***** DATA FOR PROCESSING *****
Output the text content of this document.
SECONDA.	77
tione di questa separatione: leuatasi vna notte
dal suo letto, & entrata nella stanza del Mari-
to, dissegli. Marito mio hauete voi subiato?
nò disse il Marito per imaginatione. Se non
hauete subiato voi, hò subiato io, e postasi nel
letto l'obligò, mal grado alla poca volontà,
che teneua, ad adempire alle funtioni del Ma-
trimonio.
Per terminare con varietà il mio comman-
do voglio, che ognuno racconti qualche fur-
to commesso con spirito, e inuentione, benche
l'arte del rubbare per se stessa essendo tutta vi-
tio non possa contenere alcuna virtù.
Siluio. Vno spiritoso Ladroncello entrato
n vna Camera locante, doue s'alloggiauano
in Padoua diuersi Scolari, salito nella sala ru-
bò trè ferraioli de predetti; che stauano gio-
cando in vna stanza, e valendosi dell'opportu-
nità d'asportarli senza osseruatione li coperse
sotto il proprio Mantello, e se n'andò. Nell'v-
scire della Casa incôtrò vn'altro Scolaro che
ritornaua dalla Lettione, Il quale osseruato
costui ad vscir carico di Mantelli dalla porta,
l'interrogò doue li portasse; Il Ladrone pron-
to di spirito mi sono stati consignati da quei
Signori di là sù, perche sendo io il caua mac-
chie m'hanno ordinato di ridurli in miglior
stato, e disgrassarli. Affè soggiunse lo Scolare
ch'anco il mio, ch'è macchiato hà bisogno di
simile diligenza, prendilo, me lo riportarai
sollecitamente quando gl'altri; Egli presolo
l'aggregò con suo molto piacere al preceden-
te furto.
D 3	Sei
*****
Take the entries above and transcribe them exactly.

**FULL SOLUTION**:
Output the text content of this document.
SECONDA.	77
tione di questa separatione: leuatasi vna notte
dal suo letto, & entrata nella stanza del Mari-
to, dissegli. Marito mio hauete voi subiato?
nò disse il Marito per imaginatione. Se non
hauete subiato voi, hò subiato io, e postasi nel
letto l'obligò, mal grado alla poca volontà,
che teneua, ad adempire alle funtioni del Ma-
trimonio.
Per terminare con varietà il mio comman-
do voglio, che ognuno racconti qualche fur-
to commesso con spirito, e inuentione, benche
l'arte del rubbare per se stessa essendo tutta vi-
tio non possa contenere alcuna virtù.
Siluio. Vno spiritoso Ladroncello entrato
n vna Camera locante, doue s'alloggiauano
in Padoua diuersi Scolari, salito nella sala ru-
bò trè ferraioli de predetti; che stauano gio-
cando in vna stanza, e valendosi dell'opportu-
nità d'asportarli senza osseruatione li coperse
sotto il proprio Mantello, e se n'andò. Nell'v-
scire della Casa incôtrò vn'altro Scolaro che
ritornaua dalla Lettione, Il quale osseruato
costui ad vscir carico di Mantelli dalla porta,
l'interrogò doue li portasse; Il Ladrone pron-
to di spirito mi sono stati consignati da quei
Signori di là sù, perche sendo io il caua mac-
chie m'hanno ordinato di ridurli in miglior
stato, e disgrassarli. Affè soggiunse lo Scolare
ch'anco il mio, ch'è macchiato hà bisogno di
simile diligenza, prendilo, me lo riportarai
sollecitamente quando gl'altri; Egli presolo
l'aggregò con suo molto piacere al preceden-
te furto.
D 3	Sei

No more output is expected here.